- Dataset entries -
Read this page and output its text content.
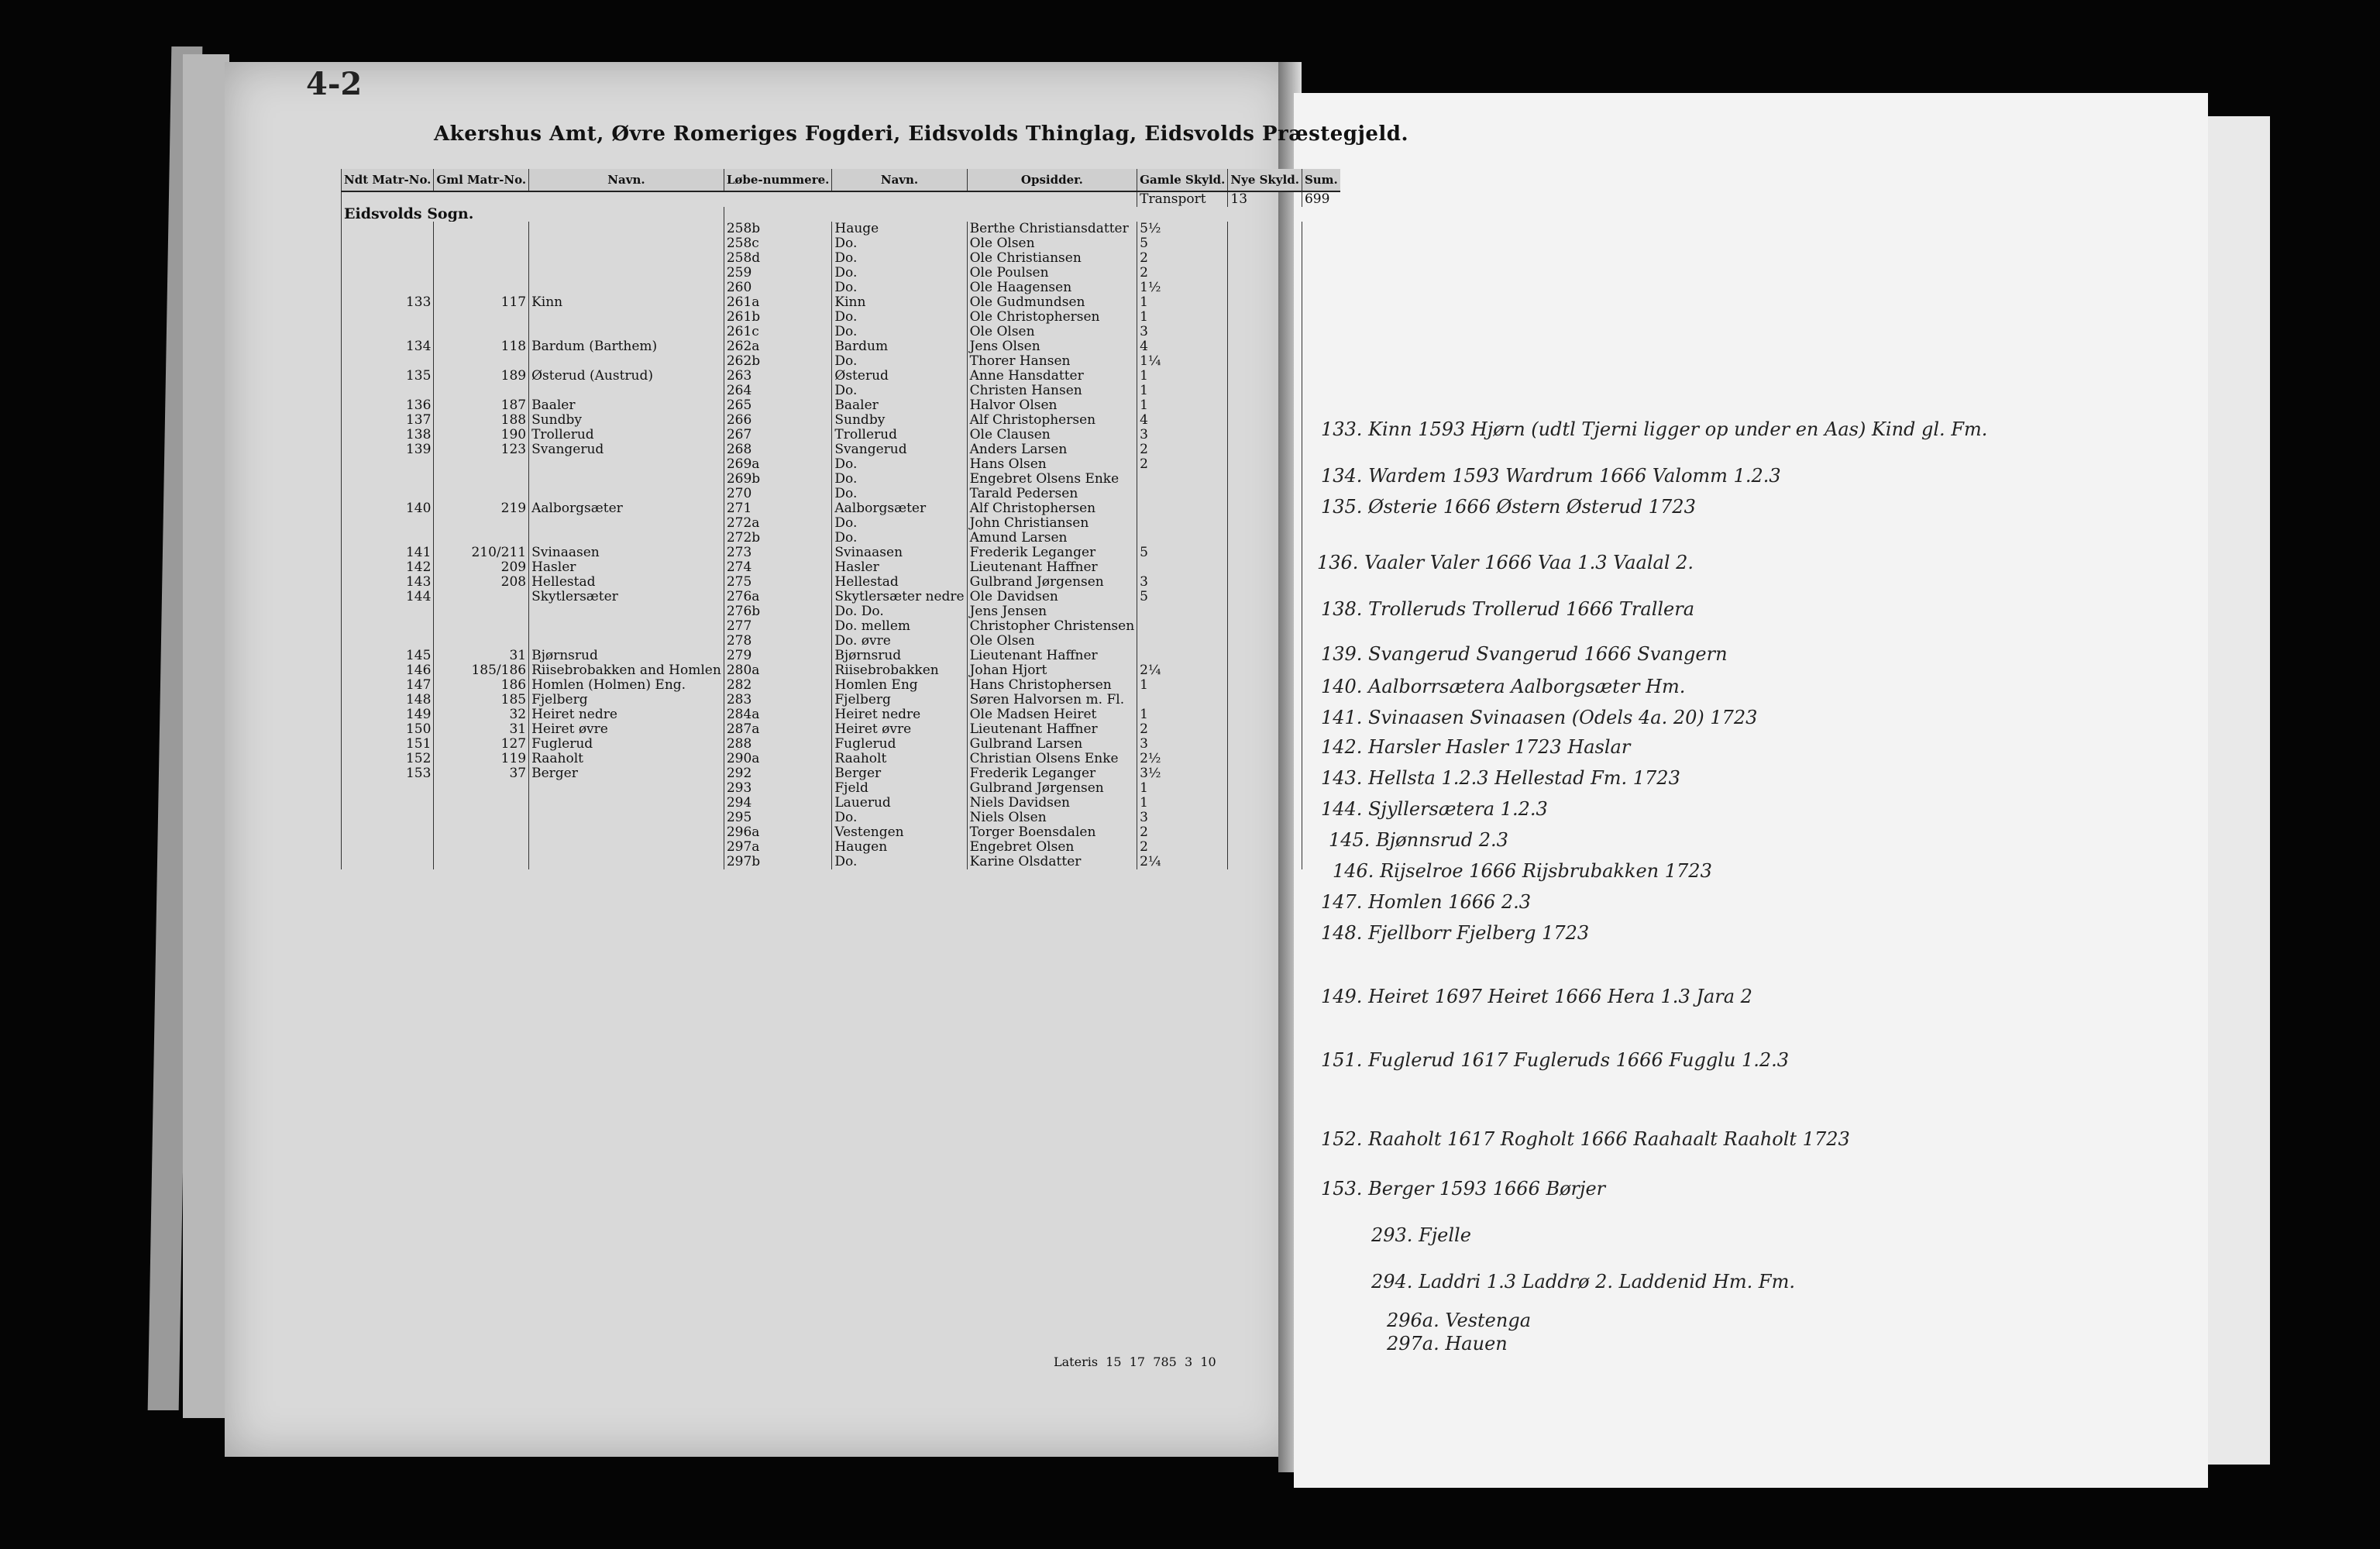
4-2
Akershus Amt, Øvre Romeriges Fogderi, Eidsvolds Thinglag, Eidsvolds Præstegjeld.
Ndt Matr-No.	Gml Matr-No.	Navn.	Løbe-nummere.	Navn.	Opsidder.	Gamle Skyld.	Nye Skyld.	Sum.
						Transport	13	699
Eidsvolds Sogn.								
			258b	Hauge	Berthe Christiansdatter	5½		
			258c	Do.	Ole Olsen	5		
			258d	Do.	Ole Christiansen	2		
			259	Do.	Ole Poulsen	2		
			260	Do.	Ole Haagensen	1½		
133	117	Kinn	261a	Kinn	Ole Gudmundsen	1		
			261b	Do.	Ole Christophersen	1		
			261c	Do.	Ole Olsen	3		
134	118	Bardum (Barthem)	262a	Bardum	Jens Olsen	4		
			262b	Do.	Thorer Hansen	1¼		
135	189	Østerud (Austrud)	263	Østerud	Anne Hansdatter	1		
			264	Do.	Christen Hansen	1		
136	187	Baaler	265	Baaler	Halvor Olsen	1		
137	188	Sundby	266	Sundby	Alf Christophersen	4		
138	190	Trollerud	267	Trollerud	Ole Clausen	3		
139	123	Svangerud	268	Svangerud	Anders Larsen	2		
			269a	Do.	Hans Olsen	2		
			269b	Do.	Engebret Olsens Enke			
			270	Do.	Tarald Pedersen			
140	219	Aalborgsæter	271	Aalborgsæter	Alf Christophersen			
			272a	Do.	John Christiansen			
			272b	Do.	Amund Larsen			
141	210/211	Svinaasen	273	Svinaasen	Frederik Leganger	5		
142	209	Hasler	274	Hasler	Lieutenant Haffner			
143	208	Hellestad	275	Hellestad	Gulbrand Jørgensen	3		
144		Skytlersæter	276a	Skytlersæter nedre	Ole Davidsen	5		
			276b	Do. Do.	Jens Jensen			
			277	Do. mellem	Christopher Christensen			
			278	Do. øvre	Ole Olsen			
145	31	Bjørnsrud	279	Bjørnsrud	Lieutenant Haffner			
146	185/186	Riisebrobakken and Homlen	280a	Riisebrobakken	Johan Hjort	2¼		
147	186	Homlen (Holmen) Eng.	282	Homlen Eng	Hans Christophersen	1		
148	185	Fjelberg	283	Fjelberg	Søren Halvorsen m. Fl.			
149	32	Heiret nedre	284a	Heiret nedre	Ole Madsen Heiret	1		
150	31	Heiret øvre	287a	Heiret øvre	Lieutenant Haffner	2		
151	127	Fuglerud	288	Fuglerud	Gulbrand Larsen	3		
152	119	Raaholt	290a	Raaholt	Christian Olsens Enke	2½		
153	37	Berger	292	Berger	Frederik Leganger	3½		
			293	Fjeld	Gulbrand Jørgensen	1		
			294	Lauerud	Niels Davidsen	1		
			295	Do.	Niels Olsen	3		
			296a	Vestengen	Torger Boensdalen	2		
			297a	Haugen	Engebret Olsen	2		
			297b	Do.	Karine Olsdatter	2¼		
Lateris 15 17 785 3 10
133. Kinn 1593 Hjørn (udtl Tjerni ligger op under en Aas) Kind gl. Fm.
134. Wardem 1593 Wardrum 1666 Valomm 1.2.3
135. Østerie 1666 Østern Østerud 1723
136. Vaaler Valer 1666 Vaa 1.3 Vaalal 2.
138. Trolleruds Trollerud 1666 Trallera
139. Svangerud Svangerud 1666 Svangern
140. Aalborrsætera Aalborgsæter Hm.
141. Svinaasen Svinaasen (Odels 4a. 20) 1723
142. Harsler Hasler 1723 Haslar
143. Hellsta 1.2.3 Hellestad Fm. 1723
144. Sjyllersætera 1.2.3
145. Bjønnsrud 2.3
146. Rijselroe 1666 Rijsbrubakken 1723
147. Homlen 1666 2.3
148. Fjellborr Fjelberg 1723
149. Heiret 1697 Heiret 1666 Hera 1.3 Jara 2
151. Fuglerud 1617 Fugleruds 1666 Fugglu 1.2.3
152. Raaholt 1617 Rogholt 1666 Raahaalt Raaholt 1723
153. Berger 1593 1666 Børjer
293. Fjelle
294. Laddri 1.3 Laddrø 2. Laddenid Hm. Fm.
296a. Vestenga
297a. Hauen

- TASK REQUIREMENTS -
Give the entries again word for word, but skip the pictures.

- RESULT OF THIS TASK -
Read this page and output its text content.
4-2
Akershus Amt, Øvre Romeriges Fogderi, Eidsvolds Thinglag, Eidsvolds Præstegjeld.
Ndt Matr-No.	Gml Matr-No.	Navn.	Løbe-nummere.	Navn.	Opsidder.	Gamle Skyld.	Nye Skyld.	Sum.
						Transport	13	699
Eidsvolds Sogn.								
			258b	Hauge	Berthe Christiansdatter	5½		
			258c	Do.	Ole Olsen	5		
			258d	Do.	Ole Christiansen	2		
			259	Do.	Ole Poulsen	2		
			260	Do.	Ole Haagensen	1½		
133	117	Kinn	261a	Kinn	Ole Gudmundsen	1		
			261b	Do.	Ole Christophersen	1		
			261c	Do.	Ole Olsen	3		
134	118	Bardum (Barthem)	262a	Bardum	Jens Olsen	4		
			262b	Do.	Thorer Hansen	1¼		
135	189	Østerud (Austrud)	263	Østerud	Anne Hansdatter	1		
			264	Do.	Christen Hansen	1		
136	187	Baaler	265	Baaler	Halvor Olsen	1		
137	188	Sundby	266	Sundby	Alf Christophersen	4		
138	190	Trollerud	267	Trollerud	Ole Clausen	3		
139	123	Svangerud	268	Svangerud	Anders Larsen	2		
			269a	Do.	Hans Olsen	2		
			269b	Do.	Engebret Olsens Enke			
			270	Do.	Tarald Pedersen			
140	219	Aalborgsæter	271	Aalborgsæter	Alf Christophersen			
			272a	Do.	John Christiansen			
			272b	Do.	Amund Larsen			
141	210/211	Svinaasen	273	Svinaasen	Frederik Leganger	5		
142	209	Hasler	274	Hasler	Lieutenant Haffner			
143	208	Hellestad	275	Hellestad	Gulbrand Jørgensen	3		
144		Skytlersæter	276a	Skytlersæter nedre	Ole Davidsen	5		
			276b	Do. Do.	Jens Jensen			
			277	Do. mellem	Christopher Christensen			
			278	Do. øvre	Ole Olsen			
145	31	Bjørnsrud	279	Bjørnsrud	Lieutenant Haffner			
146	185/186	Riisebrobakken and Homlen	280a	Riisebrobakken	Johan Hjort	2¼		
147	186	Homlen (Holmen) Eng.	282	Homlen Eng	Hans Christophersen	1		
148	185	Fjelberg	283	Fjelberg	Søren Halvorsen m. Fl.			
149	32	Heiret nedre	284a	Heiret nedre	Ole Madsen Heiret	1		
150	31	Heiret øvre	287a	Heiret øvre	Lieutenant Haffner	2		
151	127	Fuglerud	288	Fuglerud	Gulbrand Larsen	3		
152	119	Raaholt	290a	Raaholt	Christian Olsens Enke	2½		
153	37	Berger	292	Berger	Frederik Leganger	3½		
			293	Fjeld	Gulbrand Jørgensen	1		
			294	Lauerud	Niels Davidsen	1		
			295	Do.	Niels Olsen	3		
			296a	Vestengen	Torger Boensdalen	2		
			297a	Haugen	Engebret Olsen	2		
			297b	Do.	Karine Olsdatter	2¼		
Lateris 15 17 785 3 10
133. Kinn 1593 Hjørn (udtl Tjerni ligger op under en Aas) Kind gl. Fm.
134. Wardem 1593 Wardrum 1666 Valomm 1.2.3
135. Østerie 1666 Østern Østerud 1723
136. Vaaler Valer 1666 Vaa 1.3 Vaalal 2.
138. Trolleruds Trollerud 1666 Trallera
139. Svangerud Svangerud 1666 Svangern
140. Aalborrsætera Aalborgsæter Hm.
141. Svinaasen Svinaasen (Odels 4a. 20) 1723
142. Harsler Hasler 1723 Haslar
143. Hellsta 1.2.3 Hellestad Fm. 1723
144. Sjyllersætera 1.2.3
145. Bjønnsrud 2.3
146. Rijselroe 1666 Rijsbrubakken 1723
147. Homlen 1666 2.3
148. Fjellborr Fjelberg 1723
149. Heiret 1697 Heiret 1666 Hera 1.3 Jara 2
151. Fuglerud 1617 Fugleruds 1666 Fugglu 1.2.3
152. Raaholt 1617 Rogholt 1666 Raahaalt Raaholt 1723
153. Berger 1593 1666 Børjer
293. Fjelle
294. Laddri 1.3 Laddrø 2. Laddenid Hm. Fm.
296a. Vestenga
297a. Hauen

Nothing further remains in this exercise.